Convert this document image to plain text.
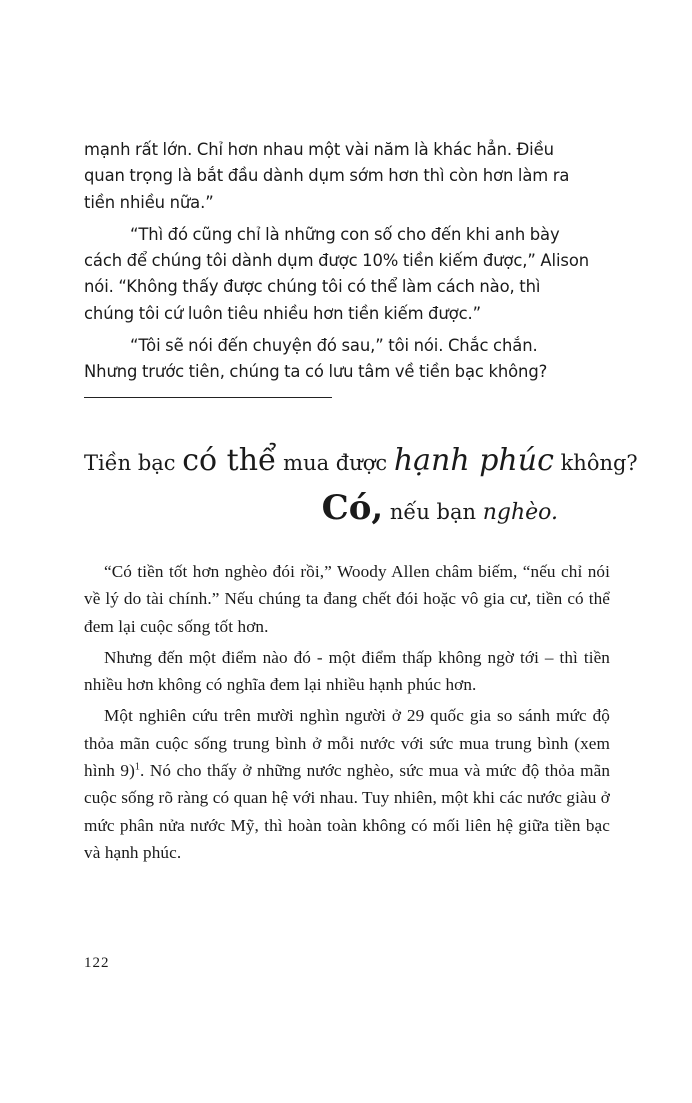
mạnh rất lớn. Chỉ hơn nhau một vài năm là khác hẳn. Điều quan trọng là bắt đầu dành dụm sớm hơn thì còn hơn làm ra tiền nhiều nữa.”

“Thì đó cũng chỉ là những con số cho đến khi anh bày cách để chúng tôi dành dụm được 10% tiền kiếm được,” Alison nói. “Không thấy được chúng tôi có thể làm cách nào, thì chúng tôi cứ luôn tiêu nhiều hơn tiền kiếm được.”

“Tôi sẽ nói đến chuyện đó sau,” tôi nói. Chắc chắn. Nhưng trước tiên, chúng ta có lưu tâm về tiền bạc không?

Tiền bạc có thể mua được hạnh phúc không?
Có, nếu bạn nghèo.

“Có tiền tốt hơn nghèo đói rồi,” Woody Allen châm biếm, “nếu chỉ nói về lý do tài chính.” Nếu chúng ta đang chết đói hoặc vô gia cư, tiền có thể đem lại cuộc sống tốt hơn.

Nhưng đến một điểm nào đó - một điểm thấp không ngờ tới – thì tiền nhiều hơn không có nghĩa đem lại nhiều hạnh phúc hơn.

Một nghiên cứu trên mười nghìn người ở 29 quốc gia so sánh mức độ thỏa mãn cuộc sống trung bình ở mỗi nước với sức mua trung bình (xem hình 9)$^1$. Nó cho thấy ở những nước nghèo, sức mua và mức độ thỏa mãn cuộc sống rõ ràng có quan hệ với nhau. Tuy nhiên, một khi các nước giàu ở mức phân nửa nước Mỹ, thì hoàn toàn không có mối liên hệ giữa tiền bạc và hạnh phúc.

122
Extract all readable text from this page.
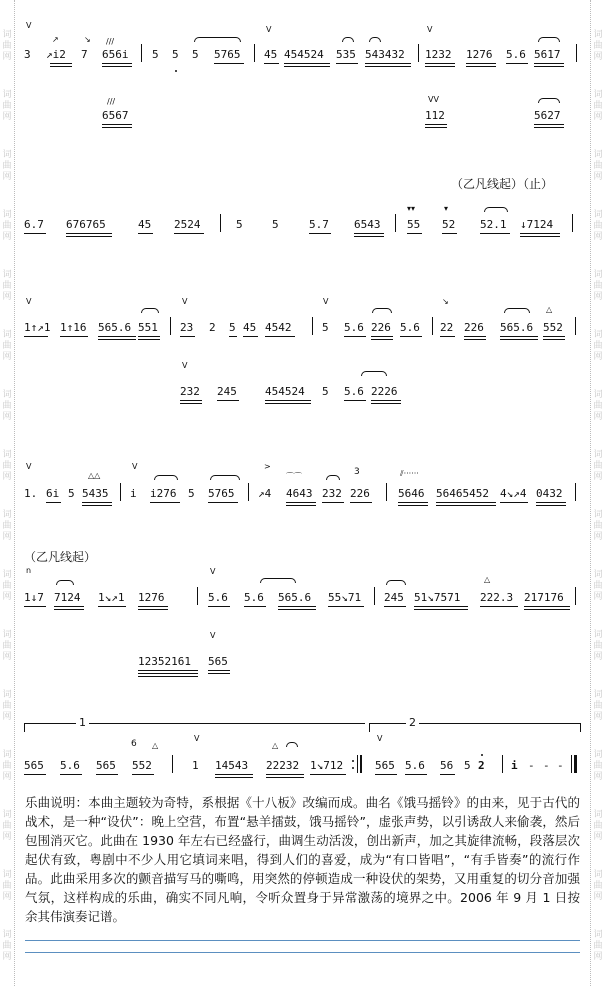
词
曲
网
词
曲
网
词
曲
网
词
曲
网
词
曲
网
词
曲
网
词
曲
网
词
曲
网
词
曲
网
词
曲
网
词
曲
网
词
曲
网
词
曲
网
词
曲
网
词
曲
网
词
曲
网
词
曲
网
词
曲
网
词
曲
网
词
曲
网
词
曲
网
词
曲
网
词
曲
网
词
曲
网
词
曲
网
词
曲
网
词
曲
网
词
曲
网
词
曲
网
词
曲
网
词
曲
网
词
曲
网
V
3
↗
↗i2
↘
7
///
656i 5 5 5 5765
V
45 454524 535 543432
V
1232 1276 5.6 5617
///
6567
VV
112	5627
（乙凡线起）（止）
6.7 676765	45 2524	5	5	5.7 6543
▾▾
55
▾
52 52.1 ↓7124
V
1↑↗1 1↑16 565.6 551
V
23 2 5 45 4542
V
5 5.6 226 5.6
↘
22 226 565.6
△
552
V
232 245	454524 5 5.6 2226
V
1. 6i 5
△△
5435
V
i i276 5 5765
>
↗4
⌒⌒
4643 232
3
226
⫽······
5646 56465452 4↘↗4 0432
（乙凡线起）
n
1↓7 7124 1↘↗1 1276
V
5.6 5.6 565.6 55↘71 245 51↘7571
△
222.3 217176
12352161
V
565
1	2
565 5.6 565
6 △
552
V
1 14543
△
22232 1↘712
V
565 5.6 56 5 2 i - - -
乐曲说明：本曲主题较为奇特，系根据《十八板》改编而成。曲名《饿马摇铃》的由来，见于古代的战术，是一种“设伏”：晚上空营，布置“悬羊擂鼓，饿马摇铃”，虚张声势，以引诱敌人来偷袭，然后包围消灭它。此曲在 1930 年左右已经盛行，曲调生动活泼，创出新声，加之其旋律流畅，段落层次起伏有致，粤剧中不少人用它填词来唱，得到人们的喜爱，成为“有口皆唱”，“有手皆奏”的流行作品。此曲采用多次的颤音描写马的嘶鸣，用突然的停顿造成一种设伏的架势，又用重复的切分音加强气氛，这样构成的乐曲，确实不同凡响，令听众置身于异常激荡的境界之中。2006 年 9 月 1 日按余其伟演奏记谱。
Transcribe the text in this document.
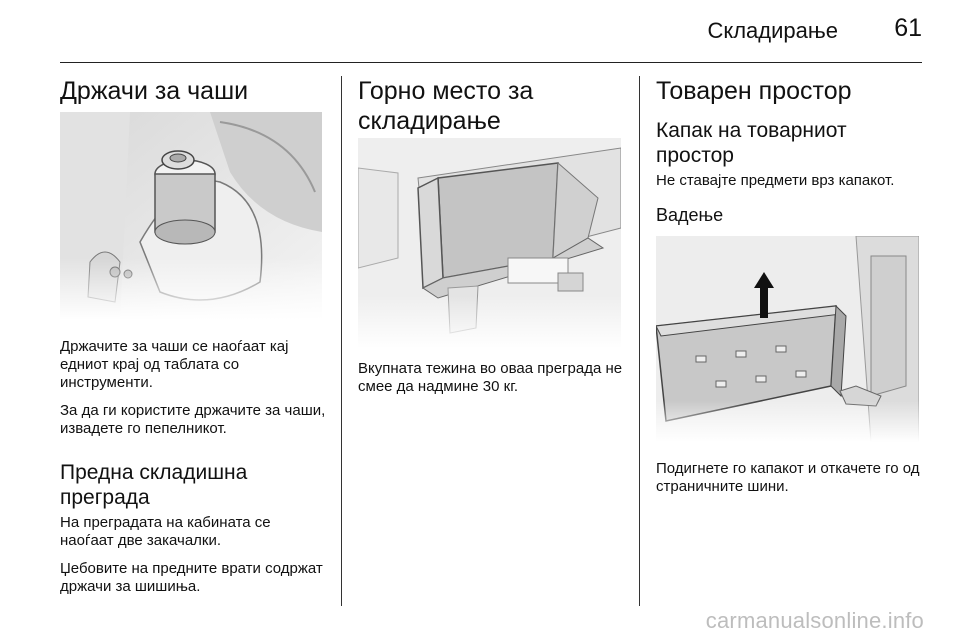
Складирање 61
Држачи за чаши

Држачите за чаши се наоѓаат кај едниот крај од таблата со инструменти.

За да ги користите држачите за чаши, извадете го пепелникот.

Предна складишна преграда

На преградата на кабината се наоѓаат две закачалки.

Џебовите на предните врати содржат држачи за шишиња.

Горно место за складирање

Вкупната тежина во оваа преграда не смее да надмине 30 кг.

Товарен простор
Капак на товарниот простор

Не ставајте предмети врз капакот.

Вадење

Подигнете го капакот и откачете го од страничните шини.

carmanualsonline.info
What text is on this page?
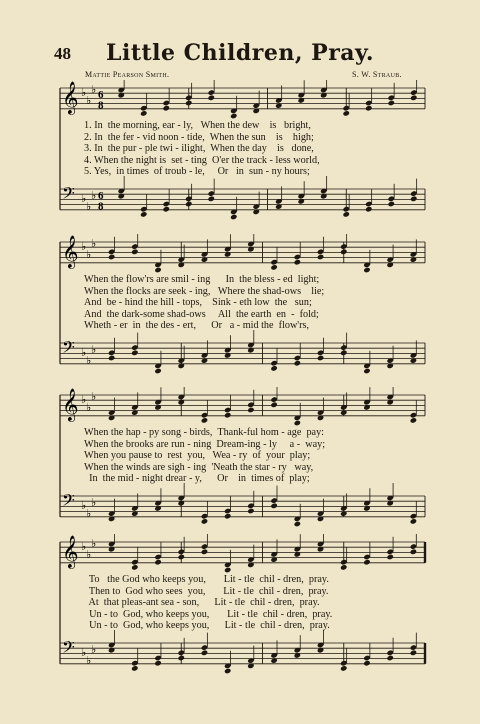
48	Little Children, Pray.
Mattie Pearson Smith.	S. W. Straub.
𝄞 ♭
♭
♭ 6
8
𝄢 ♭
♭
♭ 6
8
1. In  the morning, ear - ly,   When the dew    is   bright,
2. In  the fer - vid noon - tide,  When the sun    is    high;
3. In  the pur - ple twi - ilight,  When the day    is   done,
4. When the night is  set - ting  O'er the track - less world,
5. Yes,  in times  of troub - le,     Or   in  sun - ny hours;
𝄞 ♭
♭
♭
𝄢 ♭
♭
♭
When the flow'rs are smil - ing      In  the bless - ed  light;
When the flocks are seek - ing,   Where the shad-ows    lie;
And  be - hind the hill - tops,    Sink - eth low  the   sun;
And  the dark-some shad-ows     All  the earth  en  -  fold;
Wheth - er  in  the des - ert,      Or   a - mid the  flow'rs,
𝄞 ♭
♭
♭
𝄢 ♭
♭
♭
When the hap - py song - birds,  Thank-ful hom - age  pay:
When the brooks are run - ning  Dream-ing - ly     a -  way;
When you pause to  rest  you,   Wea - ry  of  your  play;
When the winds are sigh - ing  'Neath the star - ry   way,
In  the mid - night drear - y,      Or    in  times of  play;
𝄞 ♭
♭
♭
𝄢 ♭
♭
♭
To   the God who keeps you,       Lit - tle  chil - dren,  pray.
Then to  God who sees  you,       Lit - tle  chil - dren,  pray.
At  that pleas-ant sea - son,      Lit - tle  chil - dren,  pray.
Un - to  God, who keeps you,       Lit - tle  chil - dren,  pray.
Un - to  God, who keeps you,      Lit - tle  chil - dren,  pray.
*-*-*
__Required work__
Write out the entries again, exactly as given, skipping any images.

__Expected output__
Convert this document image to plain text.
mạnh rất lớn. Chỉ hơn nhau một vài năm là khác hẳn. Điều quan trọng là bắt đầu dành dụm sớm hơn thì còn hơn làm ra tiền nhiều nữa.”

“Thì đó cũng chỉ là những con số cho đến khi anh bày cách để chúng tôi dành dụm được 10% tiền kiếm được,” Alison nói. “Không thấy được chúng tôi có thể làm cách nào, thì chúng tôi cứ luôn tiêu nhiều hơn tiền kiếm được.”

“Tôi sẽ nói đến chuyện đó sau,” tôi nói. Chắc chắn. Nhưng trước tiên, chúng ta có lưu tâm về tiền bạc không?

Tiền bạc có thể mua được hạnh phúc không?
Có, nếu bạn nghèo.

“Có tiền tốt hơn nghèo đói rồi,” Woody Allen châm biếm, “nếu chỉ nói về lý do tài chính.” Nếu chúng ta đang chết đói hoặc vô gia cư, tiền có thể đem lại cuộc sống tốt hơn.

Nhưng đến một điểm nào đó - một điểm thấp không ngờ tới – thì tiền nhiều hơn không có nghĩa đem lại nhiều hạnh phúc hơn.

Một nghiên cứu trên mười nghìn người ở 29 quốc gia so sánh mức độ thỏa mãn cuộc sống trung bình ở mỗi nước với sức mua trung bình (xem hình 9)$^1$. Nó cho thấy ở những nước nghèo, sức mua và mức độ thỏa mãn cuộc sống rõ ràng có quan hệ với nhau. Tuy nhiên, một khi các nước giàu ở mức phân nửa nước Mỹ, thì hoàn toàn không có mối liên hệ giữa tiền bạc và hạnh phúc.

122
Extract all readable text from this page.
词
曲
网
词
曲
网
词
曲
网
词
曲
网
词
曲
网
词
曲
网
词
曲
网
词
曲
网
词
曲
网
词
曲
网
词
曲
网
词
曲
网
词
曲
网
词
曲
网
词
曲
网
词
曲
网
词
曲
网
词
曲
网
词
曲
网
词
曲
网
词
曲
网
词
曲
网
词
曲
网
词
曲
网
词
曲
网
词
曲
网
词
曲
网
词
曲
网
词
曲
网
词
曲
网
词
曲
网
词
曲
网
V
3
↗
↗i2
↘
7
///
656i 5 5 5 5765
V
45 454524 535 543432
V
1232 1276 5.6 5617
///
6567
VV
112	5627
（乙凡线起）（止）
6.7 676765	45 2524	5	5	5.7 6543
▾▾
55
▾
52 52.1 ↓7124
V
1↑↗1 1↑16 565.6 551
V
23 2 5 45 4542
V
5 5.6 226 5.6
↘
22 226 565.6
△
552
V
232 245	454524 5 5.6 2226
V
1. 6i 5
△△
5435
V
i i276 5 5765
>
↗4
⌒⌒
4643 232
3
226
⫽······
5646 56465452 4↘↗4 0432
（乙凡线起）
n
1↓7 7124 1↘↗1 1276
V
5.6 5.6 565.6 55↘71 245 51↘7571
△
222.3 217176
12352161
V
565
1	2
565 5.6 565
6 △
552
V
1 14543
△
22232 1↘712
V
565 5.6 56 5 2 i - - -
乐曲说明：本曲主题较为奇特，系根据《十八板》改编而成。曲名《饿马摇铃》的由来，见于古代的战术，是一种“设伏”：晚上空营，布置“悬羊擂鼓，饿马摇铃”，虚张声势，以引诱敌人来偷袭，然后包围消灭它。此曲在 1930 年左右已经盛行，曲调生动活泼，创出新声，加之其旋律流畅，段落层次起伏有致，粤剧中不少人用它填词来唱，得到人们的喜爱，成为“有口皆唱”，“有手皆奏”的流行作品。此曲采用多次的颤音描写马的嘶鸣，用突然的停顿造成一种设伏的架势，又用重复的切分音加强气氛，这样构成的乐曲，确实不同凡响，令听众置身于异常激荡的境界之中。2006 年 9 月 1 日按余其伟演奏记谱。
Transcribe the text in this document.
Складирање 61
Држачи за чаши

Држачите за чаши се наоѓаат кај едниот крај од таблата со инструменти.

За да ги користите држачите за чаши, извадете го пепелникот.

Предна складишна преграда

На преградата на кабината се наоѓаат две закачалки.

Џебовите на предните врати содржат држачи за шишиња.

Горно место за складирање

Вкупната тежина во оваа преграда не смее да надмине 30 кг.

Товарен простор
Капак на товарниот простор

Не ставајте предмети врз капакот.

Вадење

Подигнете го капакот и откачете го од страничните шини.

carmanualsonline.info
What text is on this page?
48	Little Children, Pray.
Mattie Pearson Smith.	S. W. Straub.
𝄞 ♭
♭
♭ 6
8
𝄢 ♭
♭
♭ 6
8
1. In  the morning, ear - ly,   When the dew    is   bright,
2. In  the fer - vid noon - tide,  When the sun    is    high;
3. In  the pur - ple twi - ilight,  When the day    is   done,
4. When the night is  set - ting  O'er the track - less world,
5. Yes,  in times  of troub - le,     Or   in  sun - ny hours;
𝄞 ♭
♭
♭
𝄢 ♭
♭
♭
When the flow'rs are smil - ing      In  the bless - ed  light;
When the flocks are seek - ing,   Where the shad-ows    lie;
And  be - hind the hill - tops,    Sink - eth low  the   sun;
And  the dark-some shad-ows     All  the earth  en  -  fold;
Wheth - er  in  the des - ert,      Or   a - mid the  flow'rs,
𝄞 ♭
♭
♭
𝄢 ♭
♭
♭
When the hap - py song - birds,  Thank-ful hom - age  pay:
When the brooks are run - ning  Dream-ing - ly     a -  way;
When you pause to  rest  you,   Wea - ry  of  your  play;
When the winds are sigh - ing  'Neath the star - ry   way,
In  the mid - night drear - y,      Or    in  times of  play;
𝄞 ♭
♭
♭
𝄢 ♭
♭
♭
To   the God who keeps you,       Lit - tle  chil - dren,  pray.
Then to  God who sees  you,       Lit - tle  chil - dren,  pray.
At  that pleas-ant sea - son,      Lit - tle  chil - dren,  pray.
Un - to  God, who keeps you,       Lit - tle  chil - dren,  pray.
Un - to  God, who keeps you,      Lit - tle  chil - dren,  pray.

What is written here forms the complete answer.